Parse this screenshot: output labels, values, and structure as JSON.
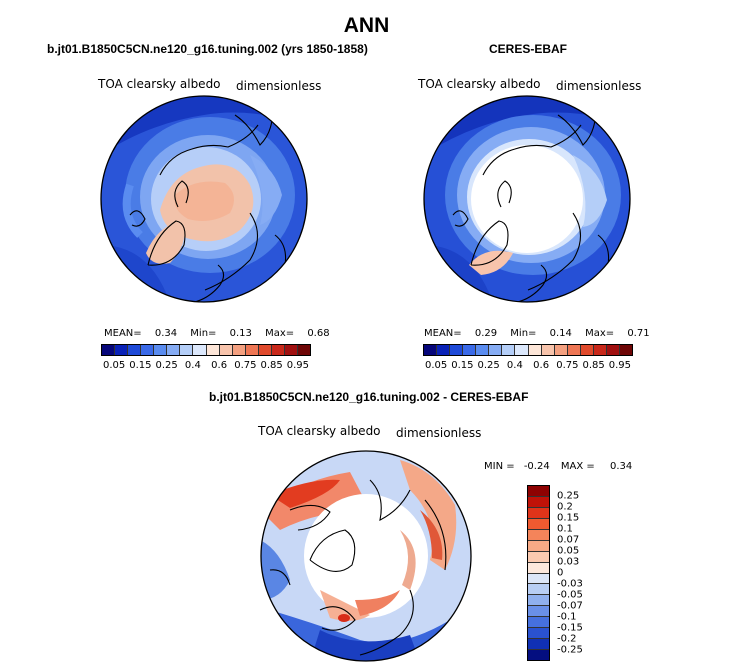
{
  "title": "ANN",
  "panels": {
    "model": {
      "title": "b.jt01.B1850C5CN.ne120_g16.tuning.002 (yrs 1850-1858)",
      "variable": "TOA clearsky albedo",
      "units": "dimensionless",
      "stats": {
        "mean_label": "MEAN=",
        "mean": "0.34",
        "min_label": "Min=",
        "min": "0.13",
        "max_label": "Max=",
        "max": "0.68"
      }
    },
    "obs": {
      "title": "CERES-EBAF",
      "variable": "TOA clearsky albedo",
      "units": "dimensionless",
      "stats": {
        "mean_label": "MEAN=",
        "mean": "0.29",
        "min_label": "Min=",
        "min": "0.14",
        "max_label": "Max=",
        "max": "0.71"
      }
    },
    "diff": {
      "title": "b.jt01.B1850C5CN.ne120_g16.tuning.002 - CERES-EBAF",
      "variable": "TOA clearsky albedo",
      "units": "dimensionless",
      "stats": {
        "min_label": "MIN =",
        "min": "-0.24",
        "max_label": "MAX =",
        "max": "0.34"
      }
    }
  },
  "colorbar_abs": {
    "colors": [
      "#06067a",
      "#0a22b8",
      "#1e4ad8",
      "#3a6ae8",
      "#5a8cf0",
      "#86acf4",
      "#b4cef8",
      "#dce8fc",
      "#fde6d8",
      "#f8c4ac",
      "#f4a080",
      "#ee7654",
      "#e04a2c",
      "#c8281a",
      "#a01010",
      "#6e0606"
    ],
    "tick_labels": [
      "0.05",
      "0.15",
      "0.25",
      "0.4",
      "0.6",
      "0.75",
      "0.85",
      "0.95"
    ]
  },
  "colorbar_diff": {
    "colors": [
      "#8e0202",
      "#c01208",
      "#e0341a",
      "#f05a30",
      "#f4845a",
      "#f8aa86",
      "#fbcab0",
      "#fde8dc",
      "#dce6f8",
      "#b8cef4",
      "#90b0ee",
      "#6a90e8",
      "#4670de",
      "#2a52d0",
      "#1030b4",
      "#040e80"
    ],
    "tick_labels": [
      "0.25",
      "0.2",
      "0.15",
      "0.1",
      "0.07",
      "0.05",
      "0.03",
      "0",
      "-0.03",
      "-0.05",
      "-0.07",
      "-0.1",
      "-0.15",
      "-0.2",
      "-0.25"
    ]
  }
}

==

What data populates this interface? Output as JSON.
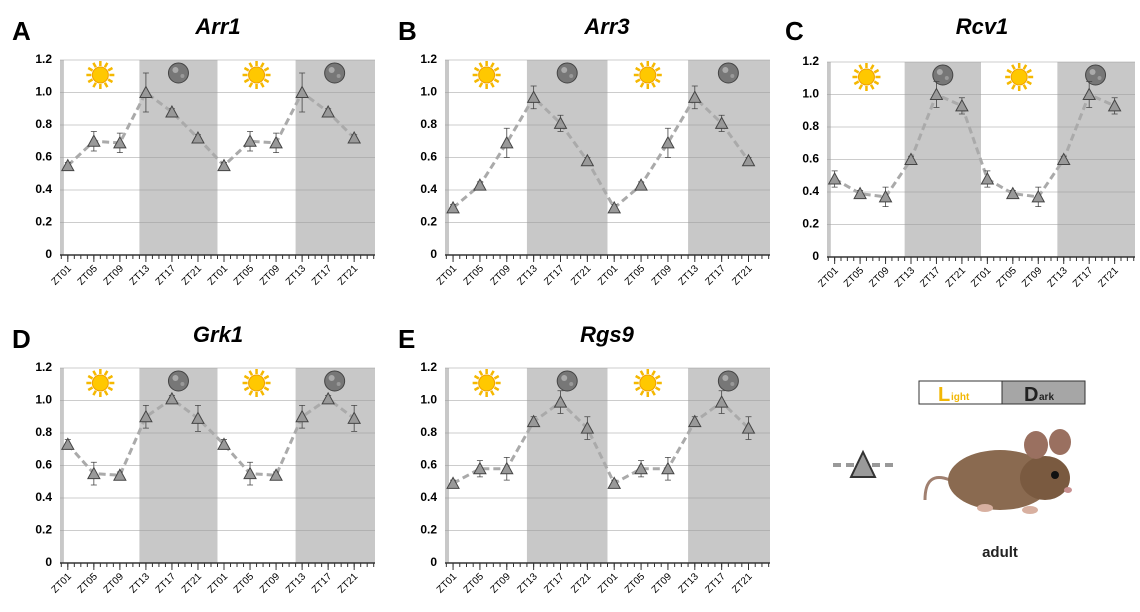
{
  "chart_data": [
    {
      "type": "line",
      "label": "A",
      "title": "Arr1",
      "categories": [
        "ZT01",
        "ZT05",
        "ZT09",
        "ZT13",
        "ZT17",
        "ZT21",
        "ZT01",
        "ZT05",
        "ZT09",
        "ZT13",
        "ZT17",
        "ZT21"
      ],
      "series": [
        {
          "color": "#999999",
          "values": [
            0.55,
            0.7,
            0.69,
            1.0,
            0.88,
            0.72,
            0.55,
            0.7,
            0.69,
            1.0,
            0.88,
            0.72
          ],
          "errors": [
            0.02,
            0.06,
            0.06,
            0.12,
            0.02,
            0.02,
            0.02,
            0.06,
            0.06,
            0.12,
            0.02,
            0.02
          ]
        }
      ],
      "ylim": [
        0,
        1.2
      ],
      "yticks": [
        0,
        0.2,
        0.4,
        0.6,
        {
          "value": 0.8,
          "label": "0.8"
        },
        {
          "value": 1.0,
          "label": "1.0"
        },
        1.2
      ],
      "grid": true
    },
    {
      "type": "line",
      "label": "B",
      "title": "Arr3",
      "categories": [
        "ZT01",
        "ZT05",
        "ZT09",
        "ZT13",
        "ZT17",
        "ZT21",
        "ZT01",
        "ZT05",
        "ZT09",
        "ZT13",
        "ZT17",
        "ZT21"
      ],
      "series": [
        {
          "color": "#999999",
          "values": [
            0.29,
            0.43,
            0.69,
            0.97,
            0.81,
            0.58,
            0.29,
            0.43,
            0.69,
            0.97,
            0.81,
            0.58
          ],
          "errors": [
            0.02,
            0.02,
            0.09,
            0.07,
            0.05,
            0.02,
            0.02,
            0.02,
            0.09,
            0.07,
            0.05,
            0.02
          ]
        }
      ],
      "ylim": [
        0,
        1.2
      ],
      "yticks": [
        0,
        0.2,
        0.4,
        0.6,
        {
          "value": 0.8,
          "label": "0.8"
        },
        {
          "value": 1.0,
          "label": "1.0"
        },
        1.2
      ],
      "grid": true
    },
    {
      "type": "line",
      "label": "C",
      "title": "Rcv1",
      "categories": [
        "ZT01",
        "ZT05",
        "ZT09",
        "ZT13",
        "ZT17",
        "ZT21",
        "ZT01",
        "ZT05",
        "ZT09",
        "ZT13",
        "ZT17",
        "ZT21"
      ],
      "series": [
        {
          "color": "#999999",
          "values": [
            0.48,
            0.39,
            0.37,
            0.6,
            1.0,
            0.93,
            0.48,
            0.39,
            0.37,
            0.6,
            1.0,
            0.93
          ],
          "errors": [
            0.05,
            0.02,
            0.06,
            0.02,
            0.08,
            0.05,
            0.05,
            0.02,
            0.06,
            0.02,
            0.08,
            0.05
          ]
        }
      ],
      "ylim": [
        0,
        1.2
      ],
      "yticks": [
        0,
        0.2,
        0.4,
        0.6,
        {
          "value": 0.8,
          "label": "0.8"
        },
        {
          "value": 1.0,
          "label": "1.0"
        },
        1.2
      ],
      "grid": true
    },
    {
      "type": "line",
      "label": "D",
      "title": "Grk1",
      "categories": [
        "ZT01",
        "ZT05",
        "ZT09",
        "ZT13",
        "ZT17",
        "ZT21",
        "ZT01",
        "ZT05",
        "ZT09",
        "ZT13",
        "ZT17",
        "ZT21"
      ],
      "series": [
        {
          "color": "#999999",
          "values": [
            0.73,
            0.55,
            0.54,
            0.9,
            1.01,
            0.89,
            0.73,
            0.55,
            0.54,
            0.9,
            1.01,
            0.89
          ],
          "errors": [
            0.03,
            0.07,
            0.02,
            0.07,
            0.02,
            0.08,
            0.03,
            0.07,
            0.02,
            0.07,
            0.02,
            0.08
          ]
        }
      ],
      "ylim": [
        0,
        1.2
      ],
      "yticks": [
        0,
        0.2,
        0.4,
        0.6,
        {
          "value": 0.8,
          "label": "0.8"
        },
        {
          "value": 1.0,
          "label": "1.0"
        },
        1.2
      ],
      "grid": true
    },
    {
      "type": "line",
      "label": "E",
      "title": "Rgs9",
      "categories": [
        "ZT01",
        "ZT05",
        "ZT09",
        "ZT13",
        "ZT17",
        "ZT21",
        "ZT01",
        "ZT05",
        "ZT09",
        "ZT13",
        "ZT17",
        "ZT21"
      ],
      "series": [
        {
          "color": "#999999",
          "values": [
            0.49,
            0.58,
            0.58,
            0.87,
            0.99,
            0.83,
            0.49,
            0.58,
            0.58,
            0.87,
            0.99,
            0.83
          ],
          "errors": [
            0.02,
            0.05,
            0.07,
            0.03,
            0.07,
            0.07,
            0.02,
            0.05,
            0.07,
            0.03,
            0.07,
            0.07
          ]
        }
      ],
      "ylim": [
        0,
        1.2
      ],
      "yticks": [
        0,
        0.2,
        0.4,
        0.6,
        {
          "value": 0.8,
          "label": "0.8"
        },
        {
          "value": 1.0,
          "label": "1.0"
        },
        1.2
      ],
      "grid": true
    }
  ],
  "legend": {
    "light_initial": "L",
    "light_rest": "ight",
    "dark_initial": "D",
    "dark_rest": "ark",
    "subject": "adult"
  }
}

---

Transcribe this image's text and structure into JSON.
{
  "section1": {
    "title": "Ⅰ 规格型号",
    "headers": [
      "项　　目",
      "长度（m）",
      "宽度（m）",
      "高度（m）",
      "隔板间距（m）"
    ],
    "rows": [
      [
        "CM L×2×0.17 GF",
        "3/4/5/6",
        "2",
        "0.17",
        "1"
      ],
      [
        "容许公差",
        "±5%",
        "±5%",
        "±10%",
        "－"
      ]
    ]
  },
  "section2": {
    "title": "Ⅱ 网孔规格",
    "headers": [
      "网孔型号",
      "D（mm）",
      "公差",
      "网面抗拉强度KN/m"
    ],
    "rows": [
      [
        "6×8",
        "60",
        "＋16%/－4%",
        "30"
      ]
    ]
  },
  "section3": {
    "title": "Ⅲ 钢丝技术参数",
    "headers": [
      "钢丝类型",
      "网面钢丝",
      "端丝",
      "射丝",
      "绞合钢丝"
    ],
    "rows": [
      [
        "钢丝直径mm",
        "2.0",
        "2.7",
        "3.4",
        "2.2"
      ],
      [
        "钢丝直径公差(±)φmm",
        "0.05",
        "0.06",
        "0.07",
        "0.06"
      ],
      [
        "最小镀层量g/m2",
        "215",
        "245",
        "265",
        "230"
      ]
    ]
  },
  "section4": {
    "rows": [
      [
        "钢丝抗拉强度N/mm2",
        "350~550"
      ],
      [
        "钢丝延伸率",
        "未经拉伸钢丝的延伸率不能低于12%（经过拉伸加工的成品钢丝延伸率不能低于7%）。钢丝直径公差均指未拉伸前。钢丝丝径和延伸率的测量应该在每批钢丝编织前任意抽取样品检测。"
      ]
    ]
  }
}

→ **SET TASK**: Exactly how many lines of the listing above contain the string "title"? Give no more than the number.

→ **FULL ANSWER**: 12